#### EXERCISE PROMPT
Going through the material below, please gather all lines with the word "Read" in them.

Stored items
- - - - -

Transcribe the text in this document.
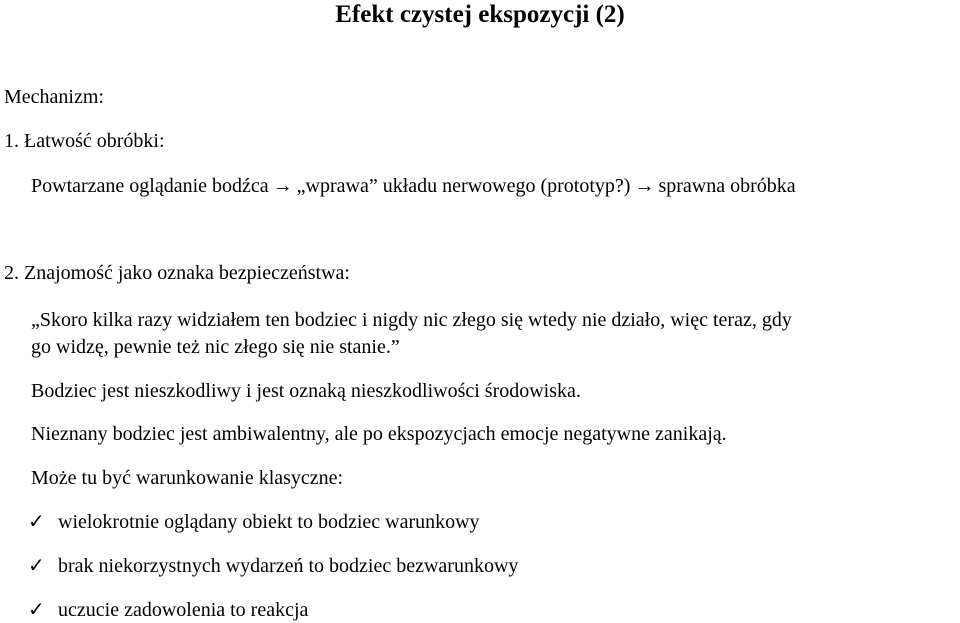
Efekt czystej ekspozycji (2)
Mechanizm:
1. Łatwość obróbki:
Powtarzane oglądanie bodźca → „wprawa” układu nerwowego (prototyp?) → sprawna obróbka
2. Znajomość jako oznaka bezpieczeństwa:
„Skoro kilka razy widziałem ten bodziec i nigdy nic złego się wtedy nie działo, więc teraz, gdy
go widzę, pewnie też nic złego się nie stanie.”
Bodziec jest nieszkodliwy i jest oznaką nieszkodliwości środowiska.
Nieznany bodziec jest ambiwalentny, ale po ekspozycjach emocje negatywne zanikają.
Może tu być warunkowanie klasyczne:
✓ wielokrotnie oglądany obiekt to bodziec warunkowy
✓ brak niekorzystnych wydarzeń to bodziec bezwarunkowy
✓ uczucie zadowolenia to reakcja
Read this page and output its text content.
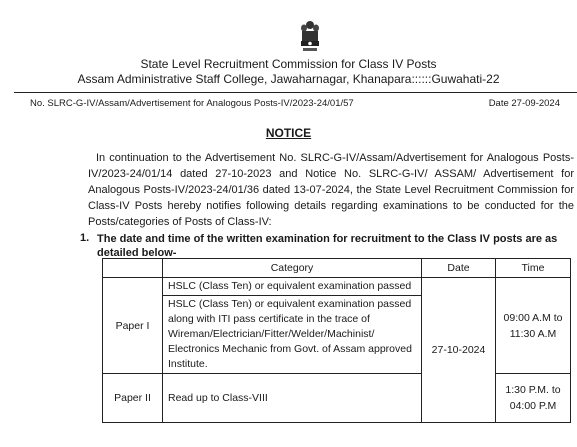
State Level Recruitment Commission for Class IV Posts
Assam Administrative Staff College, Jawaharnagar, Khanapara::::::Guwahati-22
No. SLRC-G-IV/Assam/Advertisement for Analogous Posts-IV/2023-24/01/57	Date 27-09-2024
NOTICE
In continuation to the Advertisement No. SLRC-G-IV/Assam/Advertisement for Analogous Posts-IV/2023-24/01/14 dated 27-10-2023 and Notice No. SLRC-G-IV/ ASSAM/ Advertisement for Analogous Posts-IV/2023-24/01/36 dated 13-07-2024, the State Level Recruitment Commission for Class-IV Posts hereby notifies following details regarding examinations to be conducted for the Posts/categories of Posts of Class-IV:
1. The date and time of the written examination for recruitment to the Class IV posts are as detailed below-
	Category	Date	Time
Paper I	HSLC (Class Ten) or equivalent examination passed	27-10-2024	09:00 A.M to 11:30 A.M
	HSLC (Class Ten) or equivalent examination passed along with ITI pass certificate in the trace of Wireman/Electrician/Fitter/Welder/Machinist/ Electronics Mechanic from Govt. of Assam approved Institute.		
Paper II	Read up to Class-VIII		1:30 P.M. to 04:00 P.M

- - - - -

#### RESULT OF THE EXERCISE
Read this page and output its text content.
Paper II	Read up to Class-VIII		1:30 P.M. to 04:00 P.M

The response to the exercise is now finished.